**Goal**
Please copy every line of the records below that holds the word "title".

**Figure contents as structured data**
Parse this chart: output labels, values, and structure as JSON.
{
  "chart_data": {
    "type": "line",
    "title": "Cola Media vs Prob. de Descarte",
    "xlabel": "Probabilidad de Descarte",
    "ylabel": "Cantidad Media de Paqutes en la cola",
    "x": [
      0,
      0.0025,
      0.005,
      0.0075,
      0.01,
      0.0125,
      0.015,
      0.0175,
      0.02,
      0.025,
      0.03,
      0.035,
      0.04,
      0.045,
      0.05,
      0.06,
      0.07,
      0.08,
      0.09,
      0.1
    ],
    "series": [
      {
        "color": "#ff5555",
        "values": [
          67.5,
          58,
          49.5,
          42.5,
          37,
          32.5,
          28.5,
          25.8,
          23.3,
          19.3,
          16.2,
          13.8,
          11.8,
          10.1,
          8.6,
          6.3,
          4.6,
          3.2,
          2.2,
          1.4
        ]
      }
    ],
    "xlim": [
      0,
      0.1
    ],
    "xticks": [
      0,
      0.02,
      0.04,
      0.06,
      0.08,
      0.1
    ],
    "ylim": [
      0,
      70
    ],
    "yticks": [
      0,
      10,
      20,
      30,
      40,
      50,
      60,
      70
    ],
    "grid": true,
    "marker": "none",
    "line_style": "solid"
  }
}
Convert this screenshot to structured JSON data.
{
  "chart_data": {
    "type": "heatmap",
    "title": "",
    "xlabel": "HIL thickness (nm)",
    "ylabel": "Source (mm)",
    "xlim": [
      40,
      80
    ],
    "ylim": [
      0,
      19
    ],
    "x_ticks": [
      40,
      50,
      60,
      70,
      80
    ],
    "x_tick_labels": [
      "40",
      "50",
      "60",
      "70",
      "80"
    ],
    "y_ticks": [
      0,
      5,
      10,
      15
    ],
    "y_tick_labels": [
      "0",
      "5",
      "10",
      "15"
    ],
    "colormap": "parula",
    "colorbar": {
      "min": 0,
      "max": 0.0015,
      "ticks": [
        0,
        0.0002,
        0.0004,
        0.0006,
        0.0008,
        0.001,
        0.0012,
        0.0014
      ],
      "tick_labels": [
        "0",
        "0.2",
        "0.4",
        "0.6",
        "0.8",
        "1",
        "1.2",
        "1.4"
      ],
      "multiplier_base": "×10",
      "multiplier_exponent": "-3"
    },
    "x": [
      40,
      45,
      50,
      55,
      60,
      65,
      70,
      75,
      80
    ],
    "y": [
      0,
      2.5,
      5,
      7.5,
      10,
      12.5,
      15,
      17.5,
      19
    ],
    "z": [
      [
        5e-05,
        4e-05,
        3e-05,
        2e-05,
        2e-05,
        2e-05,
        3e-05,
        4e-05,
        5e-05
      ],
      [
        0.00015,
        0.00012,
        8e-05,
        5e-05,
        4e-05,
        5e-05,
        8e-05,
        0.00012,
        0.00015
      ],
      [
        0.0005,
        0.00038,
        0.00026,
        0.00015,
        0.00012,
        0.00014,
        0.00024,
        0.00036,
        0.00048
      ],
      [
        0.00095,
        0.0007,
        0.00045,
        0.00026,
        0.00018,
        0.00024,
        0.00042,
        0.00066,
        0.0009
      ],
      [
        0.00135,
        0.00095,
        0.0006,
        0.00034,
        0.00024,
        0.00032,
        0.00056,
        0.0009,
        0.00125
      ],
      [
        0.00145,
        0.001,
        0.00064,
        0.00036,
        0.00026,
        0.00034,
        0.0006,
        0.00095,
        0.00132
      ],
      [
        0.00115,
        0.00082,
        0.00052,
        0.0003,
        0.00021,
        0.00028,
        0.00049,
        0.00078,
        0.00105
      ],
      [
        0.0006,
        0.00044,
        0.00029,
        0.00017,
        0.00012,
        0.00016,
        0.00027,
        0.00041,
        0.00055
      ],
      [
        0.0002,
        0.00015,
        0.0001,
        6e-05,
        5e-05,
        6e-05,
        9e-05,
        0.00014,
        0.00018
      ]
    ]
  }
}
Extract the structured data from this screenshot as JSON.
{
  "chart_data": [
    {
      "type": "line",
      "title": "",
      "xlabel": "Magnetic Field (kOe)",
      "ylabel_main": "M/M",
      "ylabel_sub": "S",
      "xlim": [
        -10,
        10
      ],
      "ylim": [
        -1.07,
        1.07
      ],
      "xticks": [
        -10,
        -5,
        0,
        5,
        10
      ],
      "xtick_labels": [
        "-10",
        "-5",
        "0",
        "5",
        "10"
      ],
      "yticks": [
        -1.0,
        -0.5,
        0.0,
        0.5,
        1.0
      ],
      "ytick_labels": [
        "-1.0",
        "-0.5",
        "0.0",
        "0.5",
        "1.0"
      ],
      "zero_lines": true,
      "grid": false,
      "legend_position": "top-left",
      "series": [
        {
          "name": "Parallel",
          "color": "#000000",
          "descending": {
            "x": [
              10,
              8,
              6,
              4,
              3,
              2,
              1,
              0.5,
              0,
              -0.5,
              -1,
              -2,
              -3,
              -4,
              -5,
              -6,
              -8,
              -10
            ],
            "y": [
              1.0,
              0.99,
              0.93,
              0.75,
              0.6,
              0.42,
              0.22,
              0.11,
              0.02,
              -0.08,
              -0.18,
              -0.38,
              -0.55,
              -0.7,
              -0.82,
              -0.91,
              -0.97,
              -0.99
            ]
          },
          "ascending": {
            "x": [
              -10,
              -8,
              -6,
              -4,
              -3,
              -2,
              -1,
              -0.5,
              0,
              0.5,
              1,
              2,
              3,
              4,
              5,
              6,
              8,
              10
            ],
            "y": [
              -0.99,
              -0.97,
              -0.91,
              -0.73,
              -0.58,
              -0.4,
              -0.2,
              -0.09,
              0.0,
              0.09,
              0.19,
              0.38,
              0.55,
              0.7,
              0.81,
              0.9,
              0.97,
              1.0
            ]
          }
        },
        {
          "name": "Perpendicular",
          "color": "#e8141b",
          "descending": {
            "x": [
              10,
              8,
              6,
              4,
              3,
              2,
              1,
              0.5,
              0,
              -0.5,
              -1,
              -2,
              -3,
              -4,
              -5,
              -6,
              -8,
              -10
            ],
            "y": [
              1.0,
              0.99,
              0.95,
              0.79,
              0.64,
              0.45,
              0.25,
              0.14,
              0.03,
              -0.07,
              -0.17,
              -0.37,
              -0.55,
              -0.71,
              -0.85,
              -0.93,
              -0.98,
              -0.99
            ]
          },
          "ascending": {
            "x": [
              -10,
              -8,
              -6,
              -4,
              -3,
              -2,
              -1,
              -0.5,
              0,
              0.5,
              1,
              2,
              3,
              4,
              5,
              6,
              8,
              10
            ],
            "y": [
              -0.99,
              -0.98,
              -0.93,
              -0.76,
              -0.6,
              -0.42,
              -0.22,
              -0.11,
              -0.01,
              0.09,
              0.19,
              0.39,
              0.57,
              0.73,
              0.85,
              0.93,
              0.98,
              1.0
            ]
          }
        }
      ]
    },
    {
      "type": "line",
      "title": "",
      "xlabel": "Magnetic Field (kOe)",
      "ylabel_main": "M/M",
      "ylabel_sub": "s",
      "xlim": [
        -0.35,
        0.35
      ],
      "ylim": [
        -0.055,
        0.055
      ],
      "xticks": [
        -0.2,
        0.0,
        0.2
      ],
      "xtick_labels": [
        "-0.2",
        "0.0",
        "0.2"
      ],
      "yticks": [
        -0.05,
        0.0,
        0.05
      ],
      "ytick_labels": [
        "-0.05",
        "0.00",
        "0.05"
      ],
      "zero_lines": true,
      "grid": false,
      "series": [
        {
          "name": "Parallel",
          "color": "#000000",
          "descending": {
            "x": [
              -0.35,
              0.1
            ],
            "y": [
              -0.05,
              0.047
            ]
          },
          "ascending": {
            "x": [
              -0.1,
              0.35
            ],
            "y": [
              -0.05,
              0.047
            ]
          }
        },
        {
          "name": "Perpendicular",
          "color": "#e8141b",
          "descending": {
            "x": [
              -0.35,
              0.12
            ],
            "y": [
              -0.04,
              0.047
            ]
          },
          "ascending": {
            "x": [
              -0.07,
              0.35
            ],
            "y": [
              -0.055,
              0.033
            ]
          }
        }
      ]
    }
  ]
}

**Completed exercise**
    "title": "Cola Media vs Prob. de Descarte",
    "title": "",
      "title": "",
      "title": "",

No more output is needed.